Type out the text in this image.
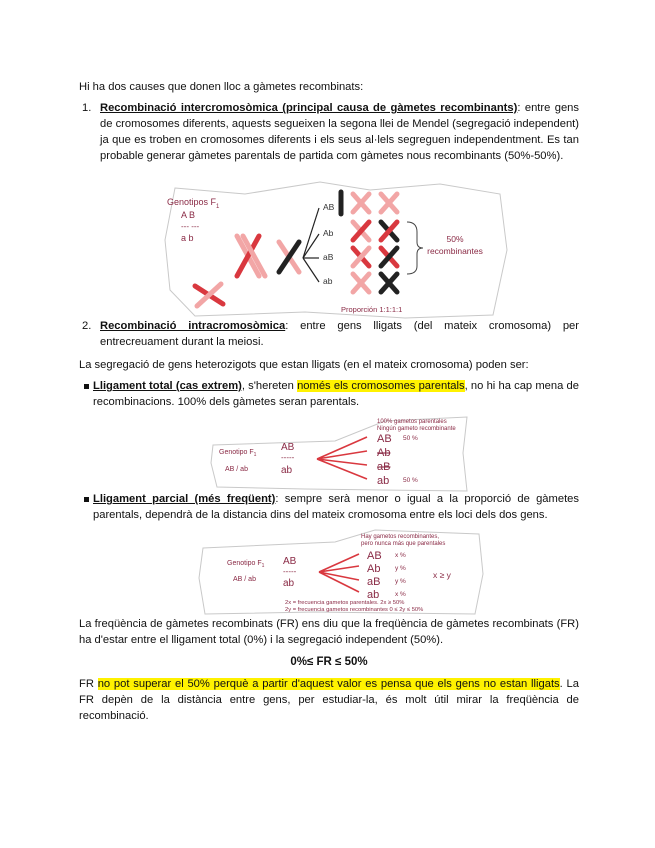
Hi ha dos causes que donen lloc a gàmetes recombinats:
1. Recombinació intercromosòmica (principal causa de gàmetes recombinants): entre gens de cromosomes diferents, aquests segueixen la segona llei de Mendel (segregació independent) ja que es troben en cromosomes diferents i els seus al·lels segreguen independentment. Es tan probable generar gàmetes parentals de partida com gàmetes nous recombinants (50%-50%).
Genotipos $F_1$
A B
--- ---
a b
AB
Ab
aB
ab
50%
recombinantes
Proporción 1:1:1:1
2. Recombinació intracromosòmica: entre gens lligats (del mateix cromosoma) per entrecreuament durant la meiosi.
La segregació de gens heterozigots que estan lligats (en el mateix cromosoma) poden ser:
Lligament total (cas extrem), s'hereten només els cromosomes parentals, no hi ha cap mena de recombinacions. 100% dels gàmetes seran parentals.
100% gametos parentales
Ningún gameto recombinante
Genotipo $F_1$
AB / ab
AB
-----
ab
AB
Ab
aB
ab
50 %
50 %
Lligament parcial (més freqüent): sempre serà menor o igual a la proporció de gàmetes parentals, dependrà de la distancia dins del mateix cromosoma entre els loci dels dos gens.
Hay gametos recombinantes,
pero nunca más que parentales
Genotipo $F_1$
AB / ab
AB
-----
ab
AB
Ab
aB
ab
x %
y %
y %
x %
x ≥ y
2x = frecuencia gametos parentales. 2x ≥ 50%
2y = frecuencia gametos recombinantes 0 ≤ 2y ≤ 50%
La freqüència de gàmetes recombinats (FR) ens diu que la freqüència de gàmetes recombinats (FR) ha d'estar entre el lligament total (0%) i la segregació independent (50%).
0%≤ FR ≤ 50%
FR no pot superar el 50% perquè a partir d'aquest valor es pensa que els gens no estan lligats. La FR depèn de la distància entre gens, per estudiar-la, és molt útil mirar la freqüència de recombinació.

__________________________________________________

Do this » Reproduce the data word for word, excluding its pictures.

The result »
Type out the text in this image.
Hi ha dos causes que donen lloc a gàmetes recombinats:
1. Recombinació intercromosòmica (principal causa de gàmetes recombinants): entre gens de cromosomes diferents, aquests segueixen la segona llei de Mendel (segregació independent) ja que es troben en cromosomes diferents i els seus al·lels segreguen independentment. Es tan probable generar gàmetes parentals de partida com gàmetes nous recombinants (50%-50%).
Genotipos $F_1$
A B
--- ---
a b
AB
Ab
aB
ab
50%
recombinantes
Proporción 1:1:1:1
2. Recombinació intracromosòmica: entre gens lligats (del mateix cromosoma) per entrecreuament durant la meiosi.
La segregació de gens heterozigots que estan lligats (en el mateix cromosoma) poden ser:
Lligament total (cas extrem), s'hereten només els cromosomes parentals, no hi ha cap mena de recombinacions. 100% dels gàmetes seran parentals.
100% gametos parentales
Ningún gameto recombinante
Genotipo $F_1$
AB / ab
AB
-----
ab
AB
Ab
aB
ab
50 %
50 %
Lligament parcial (més freqüent): sempre serà menor o igual a la proporció de gàmetes parentals, dependrà de la distancia dins del mateix cromosoma entre els loci dels dos gens.
Hay gametos recombinantes,
pero nunca más que parentales
Genotipo $F_1$
AB / ab
AB
-----
ab
AB
Ab
aB
ab
x %
y %
y %
x %
x ≥ y
2x = frecuencia gametos parentales. 2x ≥ 50%
2y = frecuencia gametos recombinantes 0 ≤ 2y ≤ 50%
La freqüència de gàmetes recombinats (FR) ens diu que la freqüència de gàmetes recombinats (FR) ha d'estar entre el lligament total (0%) i la segregació independent (50%).
0%≤ FR ≤ 50%
FR no pot superar el 50% perquè a partir d'aquest valor es pensa que els gens no estan lligats. La FR depèn de la distància entre gens, per estudiar-la, és molt útil mirar la freqüència de recombinació.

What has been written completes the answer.